▶ _What you will do_
In the listing, from the line with "tab-secondary[interactable]: Additional tab" up to and including the line with "30, 165, 234]", change every "interactable" to "clickable". Give back only those lines, with nothing else changed.

▶ _Extracted records_
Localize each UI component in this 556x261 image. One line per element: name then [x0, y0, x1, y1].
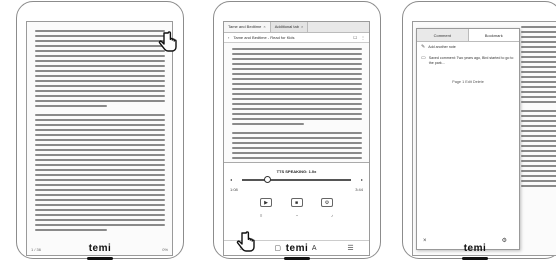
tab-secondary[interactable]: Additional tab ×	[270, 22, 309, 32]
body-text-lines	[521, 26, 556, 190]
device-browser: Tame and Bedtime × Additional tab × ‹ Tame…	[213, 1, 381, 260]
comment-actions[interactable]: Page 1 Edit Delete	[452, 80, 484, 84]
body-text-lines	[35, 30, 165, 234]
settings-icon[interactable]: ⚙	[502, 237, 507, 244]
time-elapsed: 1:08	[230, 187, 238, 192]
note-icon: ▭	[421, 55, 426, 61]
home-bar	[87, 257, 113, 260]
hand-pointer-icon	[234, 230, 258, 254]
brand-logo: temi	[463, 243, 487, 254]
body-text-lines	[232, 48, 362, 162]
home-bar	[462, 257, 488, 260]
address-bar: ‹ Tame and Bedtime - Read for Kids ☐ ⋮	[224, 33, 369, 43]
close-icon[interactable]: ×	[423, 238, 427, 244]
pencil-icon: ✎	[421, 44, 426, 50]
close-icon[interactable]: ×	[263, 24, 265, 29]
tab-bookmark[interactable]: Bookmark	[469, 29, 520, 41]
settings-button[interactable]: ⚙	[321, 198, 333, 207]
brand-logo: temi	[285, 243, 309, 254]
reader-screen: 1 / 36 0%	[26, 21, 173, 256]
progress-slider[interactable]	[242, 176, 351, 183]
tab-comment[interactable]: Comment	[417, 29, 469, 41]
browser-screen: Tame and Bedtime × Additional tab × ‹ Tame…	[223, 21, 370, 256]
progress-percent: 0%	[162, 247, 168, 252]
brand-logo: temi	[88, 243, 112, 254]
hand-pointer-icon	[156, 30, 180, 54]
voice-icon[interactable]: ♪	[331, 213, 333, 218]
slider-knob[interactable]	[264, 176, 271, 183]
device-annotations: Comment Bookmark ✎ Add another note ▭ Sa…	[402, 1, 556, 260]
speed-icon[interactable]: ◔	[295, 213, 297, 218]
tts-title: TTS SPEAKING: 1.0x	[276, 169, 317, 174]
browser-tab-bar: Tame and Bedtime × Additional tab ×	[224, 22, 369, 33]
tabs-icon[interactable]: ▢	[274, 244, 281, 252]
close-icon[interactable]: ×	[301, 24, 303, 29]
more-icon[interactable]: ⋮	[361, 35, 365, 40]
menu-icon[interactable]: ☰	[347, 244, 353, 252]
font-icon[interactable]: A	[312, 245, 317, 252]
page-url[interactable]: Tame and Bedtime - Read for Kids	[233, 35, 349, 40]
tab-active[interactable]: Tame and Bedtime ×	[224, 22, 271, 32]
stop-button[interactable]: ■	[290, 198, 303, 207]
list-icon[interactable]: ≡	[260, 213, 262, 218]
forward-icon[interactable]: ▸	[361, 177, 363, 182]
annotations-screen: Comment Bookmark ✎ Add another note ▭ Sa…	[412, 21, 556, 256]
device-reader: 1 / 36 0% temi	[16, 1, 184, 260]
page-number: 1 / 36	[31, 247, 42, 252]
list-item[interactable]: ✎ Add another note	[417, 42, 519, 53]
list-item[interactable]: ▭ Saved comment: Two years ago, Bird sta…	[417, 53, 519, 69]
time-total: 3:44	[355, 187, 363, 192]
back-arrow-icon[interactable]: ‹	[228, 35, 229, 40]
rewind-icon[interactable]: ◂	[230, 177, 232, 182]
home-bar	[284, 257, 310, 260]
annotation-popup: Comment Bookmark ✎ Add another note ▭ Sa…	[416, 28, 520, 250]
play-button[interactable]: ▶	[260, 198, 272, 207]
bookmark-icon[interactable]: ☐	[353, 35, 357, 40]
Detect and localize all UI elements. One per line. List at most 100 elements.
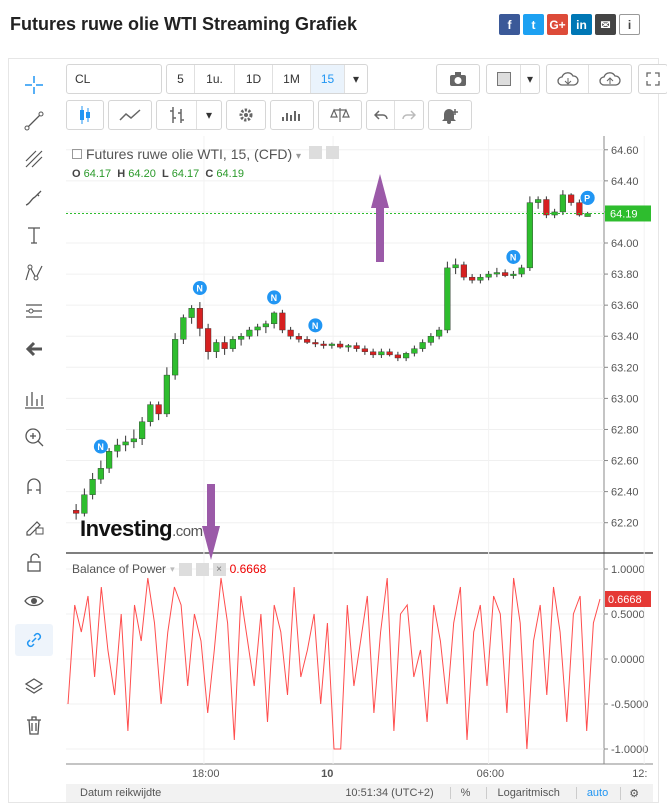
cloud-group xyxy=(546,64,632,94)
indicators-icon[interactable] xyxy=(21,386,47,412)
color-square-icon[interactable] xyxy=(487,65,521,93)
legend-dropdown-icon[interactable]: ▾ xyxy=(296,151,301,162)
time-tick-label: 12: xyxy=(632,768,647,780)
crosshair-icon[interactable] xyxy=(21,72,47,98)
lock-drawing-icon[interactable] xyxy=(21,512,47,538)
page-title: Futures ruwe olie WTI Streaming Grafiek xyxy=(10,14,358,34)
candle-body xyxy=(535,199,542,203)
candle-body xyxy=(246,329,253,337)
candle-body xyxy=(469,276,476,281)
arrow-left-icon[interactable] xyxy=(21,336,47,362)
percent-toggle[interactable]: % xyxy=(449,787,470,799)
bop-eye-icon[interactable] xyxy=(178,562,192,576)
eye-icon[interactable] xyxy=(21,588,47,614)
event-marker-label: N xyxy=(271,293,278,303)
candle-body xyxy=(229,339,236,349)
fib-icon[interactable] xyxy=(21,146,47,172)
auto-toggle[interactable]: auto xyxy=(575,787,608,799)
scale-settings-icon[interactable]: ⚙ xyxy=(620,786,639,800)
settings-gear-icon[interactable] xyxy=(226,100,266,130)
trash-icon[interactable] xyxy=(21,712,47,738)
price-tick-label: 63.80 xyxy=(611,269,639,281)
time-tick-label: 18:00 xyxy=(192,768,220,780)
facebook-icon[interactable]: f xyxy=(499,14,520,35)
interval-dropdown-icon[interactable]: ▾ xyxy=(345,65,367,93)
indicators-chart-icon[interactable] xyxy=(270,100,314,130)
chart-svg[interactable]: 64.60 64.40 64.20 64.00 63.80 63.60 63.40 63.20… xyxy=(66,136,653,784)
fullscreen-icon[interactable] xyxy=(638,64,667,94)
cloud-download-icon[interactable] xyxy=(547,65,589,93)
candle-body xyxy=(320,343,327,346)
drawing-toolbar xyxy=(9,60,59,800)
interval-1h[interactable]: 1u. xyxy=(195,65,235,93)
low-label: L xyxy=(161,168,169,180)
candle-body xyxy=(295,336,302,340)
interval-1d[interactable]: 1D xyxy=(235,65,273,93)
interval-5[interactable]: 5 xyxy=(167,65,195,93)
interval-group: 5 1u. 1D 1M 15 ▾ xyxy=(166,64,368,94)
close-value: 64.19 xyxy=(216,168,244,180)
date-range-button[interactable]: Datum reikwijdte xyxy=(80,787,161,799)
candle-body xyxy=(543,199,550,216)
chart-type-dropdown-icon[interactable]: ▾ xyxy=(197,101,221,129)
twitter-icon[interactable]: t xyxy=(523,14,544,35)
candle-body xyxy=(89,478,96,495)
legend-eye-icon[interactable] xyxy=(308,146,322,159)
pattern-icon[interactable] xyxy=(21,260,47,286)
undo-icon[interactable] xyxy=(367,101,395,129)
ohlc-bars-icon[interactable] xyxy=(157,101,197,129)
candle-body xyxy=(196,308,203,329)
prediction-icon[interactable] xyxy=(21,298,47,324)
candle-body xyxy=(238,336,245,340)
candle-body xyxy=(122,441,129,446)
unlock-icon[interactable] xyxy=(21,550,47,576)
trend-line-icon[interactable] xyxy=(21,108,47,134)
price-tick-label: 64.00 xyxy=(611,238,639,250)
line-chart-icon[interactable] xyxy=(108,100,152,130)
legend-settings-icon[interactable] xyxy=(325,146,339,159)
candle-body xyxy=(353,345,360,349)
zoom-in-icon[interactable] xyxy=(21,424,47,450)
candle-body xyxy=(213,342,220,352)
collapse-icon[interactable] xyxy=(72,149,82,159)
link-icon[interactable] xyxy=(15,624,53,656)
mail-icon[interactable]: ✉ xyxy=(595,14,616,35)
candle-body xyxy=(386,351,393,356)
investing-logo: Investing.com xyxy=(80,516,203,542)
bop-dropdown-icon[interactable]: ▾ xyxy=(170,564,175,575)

▶ _Response for this exercise_
tab-secondary[clickable]: Additional tab ×	[270, 22, 309, 32]
body-text-lines	[521, 26, 556, 190]
device-browser: Tame and Bedtime × Additional tab × ‹ Tame…	[213, 1, 381, 260]
comment-actions[clickable]: Page 1 Edit Delete	[452, 80, 484, 84]
body-text-lines	[35, 30, 165, 234]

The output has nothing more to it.